Can you give the data as a numbered list from its start through the line containing "Bar <box>95 233 135 265</box>", leaving out blank lines?

#### [Exercise material]
***

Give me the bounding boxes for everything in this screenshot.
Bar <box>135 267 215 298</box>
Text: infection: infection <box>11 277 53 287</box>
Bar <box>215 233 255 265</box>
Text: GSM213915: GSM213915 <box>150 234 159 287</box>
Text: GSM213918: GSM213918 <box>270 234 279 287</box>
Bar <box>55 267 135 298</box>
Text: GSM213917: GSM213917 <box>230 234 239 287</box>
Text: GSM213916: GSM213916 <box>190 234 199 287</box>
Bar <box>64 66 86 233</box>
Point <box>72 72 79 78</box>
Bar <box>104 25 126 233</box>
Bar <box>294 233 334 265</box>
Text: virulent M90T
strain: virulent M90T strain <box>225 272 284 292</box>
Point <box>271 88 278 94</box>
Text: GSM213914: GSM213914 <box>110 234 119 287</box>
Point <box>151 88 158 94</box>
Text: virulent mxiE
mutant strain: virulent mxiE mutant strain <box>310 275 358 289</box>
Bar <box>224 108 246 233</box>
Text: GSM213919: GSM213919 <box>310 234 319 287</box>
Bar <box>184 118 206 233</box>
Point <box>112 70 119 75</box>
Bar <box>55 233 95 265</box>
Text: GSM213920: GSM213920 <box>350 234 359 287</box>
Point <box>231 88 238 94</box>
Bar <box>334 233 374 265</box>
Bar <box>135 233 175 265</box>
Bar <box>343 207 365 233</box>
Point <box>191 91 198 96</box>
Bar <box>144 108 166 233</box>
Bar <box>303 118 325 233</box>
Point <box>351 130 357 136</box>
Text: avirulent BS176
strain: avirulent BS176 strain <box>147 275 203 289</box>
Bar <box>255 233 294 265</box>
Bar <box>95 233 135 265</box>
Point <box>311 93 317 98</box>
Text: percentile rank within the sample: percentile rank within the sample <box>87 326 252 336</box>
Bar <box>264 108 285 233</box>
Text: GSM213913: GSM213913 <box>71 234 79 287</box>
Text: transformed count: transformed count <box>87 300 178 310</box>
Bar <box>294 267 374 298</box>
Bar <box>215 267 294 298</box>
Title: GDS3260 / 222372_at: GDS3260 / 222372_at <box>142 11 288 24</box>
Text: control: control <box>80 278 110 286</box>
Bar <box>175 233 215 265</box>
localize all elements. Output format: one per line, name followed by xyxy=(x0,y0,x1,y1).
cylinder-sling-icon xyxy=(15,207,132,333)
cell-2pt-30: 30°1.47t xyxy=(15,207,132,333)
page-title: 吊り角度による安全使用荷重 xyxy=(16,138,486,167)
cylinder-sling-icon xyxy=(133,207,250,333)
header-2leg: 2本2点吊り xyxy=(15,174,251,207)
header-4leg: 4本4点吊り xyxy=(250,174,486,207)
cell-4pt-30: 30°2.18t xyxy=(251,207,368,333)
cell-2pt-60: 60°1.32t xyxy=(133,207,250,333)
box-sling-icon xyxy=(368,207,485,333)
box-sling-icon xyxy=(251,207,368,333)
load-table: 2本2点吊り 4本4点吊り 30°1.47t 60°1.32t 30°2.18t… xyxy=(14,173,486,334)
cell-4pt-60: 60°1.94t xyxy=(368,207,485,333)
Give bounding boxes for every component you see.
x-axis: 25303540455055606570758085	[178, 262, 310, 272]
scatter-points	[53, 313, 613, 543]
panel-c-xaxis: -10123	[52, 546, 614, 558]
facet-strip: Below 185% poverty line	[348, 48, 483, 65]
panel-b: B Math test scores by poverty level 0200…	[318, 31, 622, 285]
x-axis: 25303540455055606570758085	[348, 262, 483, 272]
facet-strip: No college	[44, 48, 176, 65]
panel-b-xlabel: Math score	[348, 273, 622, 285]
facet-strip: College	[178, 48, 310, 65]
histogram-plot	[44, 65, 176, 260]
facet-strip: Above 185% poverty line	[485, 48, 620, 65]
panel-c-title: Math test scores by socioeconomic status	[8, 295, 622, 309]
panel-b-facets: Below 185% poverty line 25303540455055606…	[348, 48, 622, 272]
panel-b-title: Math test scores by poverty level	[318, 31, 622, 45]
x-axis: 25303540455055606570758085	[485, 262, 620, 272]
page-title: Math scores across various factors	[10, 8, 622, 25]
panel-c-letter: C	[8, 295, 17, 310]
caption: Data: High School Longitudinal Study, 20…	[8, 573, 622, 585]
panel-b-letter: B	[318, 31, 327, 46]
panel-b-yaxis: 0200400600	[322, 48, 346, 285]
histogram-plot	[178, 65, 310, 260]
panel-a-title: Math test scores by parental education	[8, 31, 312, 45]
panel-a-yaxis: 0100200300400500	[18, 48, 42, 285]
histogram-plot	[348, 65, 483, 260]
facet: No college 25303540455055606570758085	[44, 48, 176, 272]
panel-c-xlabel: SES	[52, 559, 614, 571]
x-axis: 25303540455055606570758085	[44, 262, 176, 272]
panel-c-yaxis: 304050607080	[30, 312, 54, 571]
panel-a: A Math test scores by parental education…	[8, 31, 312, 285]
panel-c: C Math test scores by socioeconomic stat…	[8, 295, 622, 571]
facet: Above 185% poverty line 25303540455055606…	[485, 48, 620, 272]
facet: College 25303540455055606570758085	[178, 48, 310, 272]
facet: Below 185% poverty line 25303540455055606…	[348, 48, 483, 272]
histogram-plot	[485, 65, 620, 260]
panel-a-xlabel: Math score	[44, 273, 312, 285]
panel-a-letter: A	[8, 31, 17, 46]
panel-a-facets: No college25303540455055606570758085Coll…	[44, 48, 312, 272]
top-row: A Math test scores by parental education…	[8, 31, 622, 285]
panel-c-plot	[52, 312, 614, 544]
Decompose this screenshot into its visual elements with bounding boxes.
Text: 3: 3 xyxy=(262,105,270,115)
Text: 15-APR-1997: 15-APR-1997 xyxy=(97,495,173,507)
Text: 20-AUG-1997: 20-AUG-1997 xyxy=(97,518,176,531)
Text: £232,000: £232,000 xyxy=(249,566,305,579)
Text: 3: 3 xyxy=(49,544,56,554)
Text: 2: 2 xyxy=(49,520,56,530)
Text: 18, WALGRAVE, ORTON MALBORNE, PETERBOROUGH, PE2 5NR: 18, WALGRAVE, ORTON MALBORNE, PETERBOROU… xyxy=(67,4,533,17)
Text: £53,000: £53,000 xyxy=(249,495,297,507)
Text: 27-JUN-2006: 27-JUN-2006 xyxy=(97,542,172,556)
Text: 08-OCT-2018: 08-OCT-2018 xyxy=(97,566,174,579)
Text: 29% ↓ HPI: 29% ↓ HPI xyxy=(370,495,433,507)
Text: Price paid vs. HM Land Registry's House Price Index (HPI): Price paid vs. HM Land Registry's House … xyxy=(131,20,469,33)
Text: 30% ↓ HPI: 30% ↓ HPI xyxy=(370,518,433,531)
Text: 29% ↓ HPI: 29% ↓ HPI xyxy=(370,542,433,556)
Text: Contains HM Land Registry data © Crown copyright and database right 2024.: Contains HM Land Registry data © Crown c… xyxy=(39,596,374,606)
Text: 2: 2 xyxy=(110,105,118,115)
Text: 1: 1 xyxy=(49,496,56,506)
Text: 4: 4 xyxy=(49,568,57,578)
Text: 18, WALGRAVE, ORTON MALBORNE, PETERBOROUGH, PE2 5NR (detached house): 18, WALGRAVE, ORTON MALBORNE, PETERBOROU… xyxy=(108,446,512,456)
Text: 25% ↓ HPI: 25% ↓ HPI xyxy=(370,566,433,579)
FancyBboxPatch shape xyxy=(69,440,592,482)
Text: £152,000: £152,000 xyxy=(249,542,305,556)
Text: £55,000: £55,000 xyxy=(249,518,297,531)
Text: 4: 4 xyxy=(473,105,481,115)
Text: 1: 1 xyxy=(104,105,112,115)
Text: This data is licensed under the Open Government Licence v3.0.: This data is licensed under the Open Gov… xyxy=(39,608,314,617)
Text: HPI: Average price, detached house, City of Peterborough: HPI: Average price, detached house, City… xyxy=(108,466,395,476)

***

#### [Solution]
1. Give me the bounding boxes for everything in this screenshot.
2. Bar <box>135 267 215 298</box>
3. Text: infection: infection <box>11 277 53 287</box>
4. Bar <box>215 233 255 265</box>
5. Text: GSM213915: GSM213915 <box>150 234 159 287</box>
6. Text: GSM213918: GSM213918 <box>270 234 279 287</box>
7. Bar <box>55 267 135 298</box>
8. Text: GSM213917: GSM213917 <box>230 234 239 287</box>
9. Text: GSM213916: GSM213916 <box>190 234 199 287</box>
10. Bar <box>64 66 86 233</box>
11. Point <box>72 72 79 78</box>
12. Bar <box>104 25 126 233</box>
13. Bar <box>294 233 334 265</box>
14. Text: virulent M90T
15. strain: virulent M90T strain <box>225 272 284 292</box>
16. Point <box>271 88 278 94</box>
17. Text: GSM213914: GSM213914 <box>110 234 119 287</box>
18. Point <box>151 88 158 94</box>
19. Text: virulent mxiE
20. mutant strain: virulent mxiE mutant strain <box>310 275 358 289</box>
21. Bar <box>224 108 246 233</box>
22. Text: GSM213919: GSM213919 <box>310 234 319 287</box>
23. Bar <box>184 118 206 233</box>
24. Point <box>112 70 119 75</box>
25. Bar <box>55 233 95 265</box>
26. Text: GSM213920: GSM213920 <box>350 234 359 287</box>
27. Point <box>231 88 238 94</box>
28. Bar <box>334 233 374 265</box>
29. Bar <box>135 233 175 265</box>
30. Bar <box>343 207 365 233</box>
31. Point <box>191 91 198 96</box>
32. Bar <box>144 108 166 233</box>
33. Bar <box>303 118 325 233</box>
34. Point <box>351 130 357 136</box>
35. Text: avirulent BS176
36. strain: avirulent BS176 strain <box>147 275 203 289</box>
37. Bar <box>255 233 294 265</box>
38. Bar <box>95 233 135 265</box>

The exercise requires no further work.